▶ _Do this_
What follows is a listing; restate every line of it word for word.

▶ _Entries shown_

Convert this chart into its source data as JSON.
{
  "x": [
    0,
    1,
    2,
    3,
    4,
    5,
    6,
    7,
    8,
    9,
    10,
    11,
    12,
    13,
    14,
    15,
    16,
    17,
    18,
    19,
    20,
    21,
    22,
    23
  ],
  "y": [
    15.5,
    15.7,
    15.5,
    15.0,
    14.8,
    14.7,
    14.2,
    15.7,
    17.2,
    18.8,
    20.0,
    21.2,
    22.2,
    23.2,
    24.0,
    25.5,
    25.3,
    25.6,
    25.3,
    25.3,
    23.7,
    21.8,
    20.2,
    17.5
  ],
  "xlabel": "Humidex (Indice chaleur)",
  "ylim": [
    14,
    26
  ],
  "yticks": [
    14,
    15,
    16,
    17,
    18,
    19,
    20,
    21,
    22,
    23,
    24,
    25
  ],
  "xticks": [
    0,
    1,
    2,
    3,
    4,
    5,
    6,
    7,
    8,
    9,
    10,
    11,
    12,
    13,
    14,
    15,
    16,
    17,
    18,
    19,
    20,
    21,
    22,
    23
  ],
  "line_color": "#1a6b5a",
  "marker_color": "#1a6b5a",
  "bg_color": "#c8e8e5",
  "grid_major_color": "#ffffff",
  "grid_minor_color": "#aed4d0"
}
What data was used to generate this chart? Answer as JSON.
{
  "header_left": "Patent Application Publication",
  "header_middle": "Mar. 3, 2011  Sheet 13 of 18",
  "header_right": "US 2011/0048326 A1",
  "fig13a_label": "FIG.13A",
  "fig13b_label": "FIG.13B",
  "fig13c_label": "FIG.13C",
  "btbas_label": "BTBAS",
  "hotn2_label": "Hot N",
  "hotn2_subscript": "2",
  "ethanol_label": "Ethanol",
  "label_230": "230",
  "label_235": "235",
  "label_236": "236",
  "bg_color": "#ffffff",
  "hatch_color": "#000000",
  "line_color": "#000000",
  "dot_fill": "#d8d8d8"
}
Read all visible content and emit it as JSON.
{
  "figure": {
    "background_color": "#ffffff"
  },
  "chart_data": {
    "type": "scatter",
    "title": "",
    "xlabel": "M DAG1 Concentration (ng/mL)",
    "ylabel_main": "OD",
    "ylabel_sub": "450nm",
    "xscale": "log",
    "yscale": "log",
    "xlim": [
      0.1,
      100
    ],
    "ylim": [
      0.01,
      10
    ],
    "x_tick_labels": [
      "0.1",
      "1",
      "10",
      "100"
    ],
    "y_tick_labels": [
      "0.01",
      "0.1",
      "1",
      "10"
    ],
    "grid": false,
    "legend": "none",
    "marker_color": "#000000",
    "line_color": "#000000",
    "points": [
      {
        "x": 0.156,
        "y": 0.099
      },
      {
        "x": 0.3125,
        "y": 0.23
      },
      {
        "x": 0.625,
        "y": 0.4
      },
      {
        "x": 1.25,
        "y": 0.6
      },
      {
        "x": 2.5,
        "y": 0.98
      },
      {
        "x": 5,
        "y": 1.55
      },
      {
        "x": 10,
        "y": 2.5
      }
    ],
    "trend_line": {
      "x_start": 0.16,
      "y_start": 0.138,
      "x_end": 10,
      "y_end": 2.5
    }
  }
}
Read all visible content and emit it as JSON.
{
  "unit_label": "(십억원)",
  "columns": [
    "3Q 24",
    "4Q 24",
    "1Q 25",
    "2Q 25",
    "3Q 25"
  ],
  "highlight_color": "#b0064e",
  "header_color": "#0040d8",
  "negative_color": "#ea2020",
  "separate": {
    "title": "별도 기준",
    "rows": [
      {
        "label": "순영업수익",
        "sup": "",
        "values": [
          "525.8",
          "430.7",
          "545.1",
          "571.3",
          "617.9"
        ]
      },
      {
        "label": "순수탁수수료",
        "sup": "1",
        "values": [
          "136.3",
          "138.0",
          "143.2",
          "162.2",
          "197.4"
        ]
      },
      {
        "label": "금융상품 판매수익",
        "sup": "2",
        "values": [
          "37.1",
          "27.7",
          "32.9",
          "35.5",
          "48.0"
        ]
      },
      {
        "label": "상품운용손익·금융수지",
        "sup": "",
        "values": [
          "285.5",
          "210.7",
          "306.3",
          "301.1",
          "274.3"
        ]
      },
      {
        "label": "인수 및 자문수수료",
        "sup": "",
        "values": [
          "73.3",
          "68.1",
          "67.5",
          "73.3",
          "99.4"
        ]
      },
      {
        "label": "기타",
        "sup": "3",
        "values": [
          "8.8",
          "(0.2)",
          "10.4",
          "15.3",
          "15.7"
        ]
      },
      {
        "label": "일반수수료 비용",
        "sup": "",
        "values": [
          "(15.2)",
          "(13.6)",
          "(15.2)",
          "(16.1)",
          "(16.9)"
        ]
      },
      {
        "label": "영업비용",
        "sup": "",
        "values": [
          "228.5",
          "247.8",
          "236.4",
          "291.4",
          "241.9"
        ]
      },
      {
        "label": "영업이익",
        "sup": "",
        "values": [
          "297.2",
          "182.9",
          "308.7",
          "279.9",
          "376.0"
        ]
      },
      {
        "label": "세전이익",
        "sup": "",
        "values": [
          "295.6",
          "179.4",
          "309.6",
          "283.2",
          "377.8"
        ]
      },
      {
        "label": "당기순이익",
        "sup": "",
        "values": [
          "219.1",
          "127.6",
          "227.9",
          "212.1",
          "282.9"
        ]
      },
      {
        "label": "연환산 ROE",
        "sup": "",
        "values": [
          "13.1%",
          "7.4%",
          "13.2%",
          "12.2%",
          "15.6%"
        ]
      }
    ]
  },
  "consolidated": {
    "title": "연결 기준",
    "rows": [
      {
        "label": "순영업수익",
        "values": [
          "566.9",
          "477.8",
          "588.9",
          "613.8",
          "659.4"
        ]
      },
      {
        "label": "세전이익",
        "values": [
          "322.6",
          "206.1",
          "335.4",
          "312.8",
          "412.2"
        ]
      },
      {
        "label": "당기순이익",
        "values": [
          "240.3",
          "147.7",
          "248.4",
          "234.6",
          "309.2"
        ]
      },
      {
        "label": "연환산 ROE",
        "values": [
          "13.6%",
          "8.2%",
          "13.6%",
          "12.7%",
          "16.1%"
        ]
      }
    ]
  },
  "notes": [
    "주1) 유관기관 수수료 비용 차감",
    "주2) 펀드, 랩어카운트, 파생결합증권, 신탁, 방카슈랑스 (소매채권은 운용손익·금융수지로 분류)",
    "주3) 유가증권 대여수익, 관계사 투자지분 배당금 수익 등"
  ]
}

▶ _Final result_
Convert this chart into its source data as JSON.
{
  "x": [
    0,
    1,
    2,
    3,
    4,
    5,
    6,
    7,
    8,
    9,
    10,
    11,
    12,
    13,
    14,
    15,
    16,
    17,
    18,
    19,
    20,
    21,
    22,
    23
  ],
  "y": [
    15.5,
    15.7,
    15.5,
    15.0,
    14.8,
    14.7,
    14.2,
    15.7,
    17.2,
    18.8,
    20.0,
    21.2,
    22.2,
    23.2,
    24.0,
    25.5,
    25.3,
    25.6,
    25.3,
    25.3,
    23.7,
    21.8,
    20.2,
    17.5
  ],
  "xlabel": "Humidex (Indice chaleur)",
  "ylim": [
    14,
    26
  ],
  "yticks": [
    14,
    15,
    16,
    17,
    18,
    19,
    20,
    21,
    22,
    23,
    24,
    25
  ],
  "xticks": [
    0,
    1,
    2,
    3,
    4,
    5,
    6,
    7,
    8,
    9,
    10,
    11,
    12,
    13,
    14,
    15,
    16,
    17,
    18,
    19,
    20,
    21,
    22,
    23
  ],
  "line_color": "#1a6b5a",
  "marker_color": "#1a6b5a",
  "bg_color": "#c8e8e5",
  "grid_major_color": "#ffffff",
  "grid_minor_color": "#aed4d0"
}
What data was used to generate this chart? Answer as JSON.
{
  "header_left": "Patent Application Publication",
  "header_middle": "Mar. 3, 2011  Sheet 13 of 18",
  "header_right": "US 2011/0048326 A1",
  "fig13a_label": "FIG.13A",
  "fig13b_label": "FIG.13B",
  "fig13c_label": "FIG.13C",
  "btbas_label": "BTBAS",
  "hotn2_label": "Hot N",
  "hotn2_subscript": "2",
  "ethanol_label": "Ethanol",
  "label_230": "230",
  "label_235": "235",
  "label_236": "236",
  "bg_color": "#ffffff",
  "hatch_color": "#000000",
  "line_color": "#000000",
  "dot_fill": "#d8d8d8"
}
Read all visible content and emit it as JSON.
{
  "figure": {
    "background_color": "#ffffff"
  },
  "chart_data": {
    "type": "scatter",
    "title": "",
    "xlabel": "M DAG1 Concentration (ng/mL)",
    "ylabel_main": "OD",
    "ylabel_sub": "450nm",
    "xscale": "log",
    "yscale": "log",
    "xlim": [
      0.1,
      100
    ],
    "ylim": [
      0.01,
      10
    ],
    "x_tick_labels": [
      "0.1",
      "1",
      "10",
      "100"
    ],
    "y_tick_labels": [
      "0.01",
      "0.1",
      "1",
      "10"
    ],
    "grid": false,
    "legend": "none",
    "marker_color": "#000000",
    "line_color": "#000000",
    "points": [
      {
        "x": 0.156,
        "y": 0.099
      },
      {
        "x": 0.3125,
        "y": 0.23
      },
      {
        "x": 0.625,
        "y": 0.4
      },
      {
        "x": 1.25,
        "y": 0.6
      },
      {
        "x": 2.5,
        "y": 0.98
      },
      {
        "x": 5,
        "y": 1.55
      },
      {
        "x": 10,
        "y": 2.5
      }
    ],
    "trend_line": {
      "x_start": 0.16,
      "y_start": 0.138,
      "x_end": 10,
      "y_end": 2.5
    }
  }
}
Read all visible content and emit it as JSON.
{
  "unit_label": "(십억원)",
  "columns": [
    "3Q 24",
    "4Q 24",
    "1Q 25",
    "2Q 25",
    "3Q 25"
  ],
  "highlight_color": "#b0064e",
  "header_color": "#0040d8",
  "negative_color": "#ea2020",
  "separate": {
    "title": "별도 기준",
    "rows": [
      {
        "label": "순영업수익",
        "sup": "",
        "values": [
          "525.8",
          "430.7",
          "545.1",
          "571.3",
          "617.9"
        ]
      },
      {
        "label": "순수탁수수료",
        "sup": "1",
        "values": [
          "136.3",
          "138.0",
          "143.2",
          "162.2",
          "197.4"
        ]
      },
      {
        "label": "금융상품 판매수익",
        "sup": "2",
        "values": [
          "37.1",
          "27.7",
          "32.9",
          "35.5",
          "48.0"
        ]
      },
      {
        "label": "상품운용손익·금융수지",
        "sup": "",
        "values": [
          "285.5",
          "210.7",
          "306.3",
          "301.1",
          "274.3"
        ]
      },
      {
        "label": "인수 및 자문수수료",
        "sup": "",
        "values": [
          "73.3",
          "68.1",
          "67.5",
          "73.3",
          "99.4"
        ]
      },
      {
        "label": "기타",
        "sup": "3",
        "values": [
          "8.8",
          "(0.2)",
          "10.4",
          "15.3",
          "15.7"
        ]
      },
      {
        "label": "일반수수료 비용",
        "sup": "",
        "values": [
          "(15.2)",
          "(13.6)",
          "(15.2)",
          "(16.1)",
          "(16.9)"
        ]
      },
      {
        "label": "영업비용",
        "sup": "",
        "values": [
          "228.5",
          "247.8",
          "236.4",
          "291.4",
          "241.9"
        ]
      },
      {
        "label": "영업이익",
        "sup": "",
        "values": [
          "297.2",
          "182.9",
          "308.7",
          "279.9",
          "376.0"
        ]
      },
      {
        "label": "세전이익",
        "sup": "",
        "values": [
          "295.6",
          "179.4",
          "309.6",
          "283.2",
          "377.8"
        ]
      },
      {
        "label": "당기순이익",
        "sup": "",
        "values": [
          "219.1",
          "127.6",
          "227.9",
          "212.1",
          "282.9"
        ]
      },
      {
        "label": "연환산 ROE",
        "sup": "",
        "values": [
          "13.1%",
          "7.4%",
          "13.2%",
          "12.2%",
          "15.6%"
        ]
      }
    ]
  },
  "consolidated": {
    "title": "연결 기준",
    "rows": [
      {
        "label": "순영업수익",
        "values": [
          "566.9",
          "477.8",
          "588.9",
          "613.8",
          "659.4"
        ]
      },
      {
        "label": "세전이익",
        "values": [
          "322.6",
          "206.1",
          "335.4",
          "312.8",
          "412.2"
        ]
      },
      {
        "label": "당기순이익",
        "values": [
          "240.3",
          "147.7",
          "248.4",
          "234.6",
          "309.2"
        ]
      },
      {
        "label": "연환산 ROE",
        "values": [
          "13.6%",
          "8.2%",
          "13.6%",
          "12.7%",
          "16.1%"
        ]
      }
    ]
  },
  "notes": [
    "주1) 유관기관 수수료 비용 차감",
    "주2) 펀드, 랩어카운트, 파생결합증권, 신탁, 방카슈랑스 (소매채권은 운용손익·금융수지로 분류)",
    "주3) 유가증권 대여수익, 관계사 투자지분 배당금 수익 등"
  ]
}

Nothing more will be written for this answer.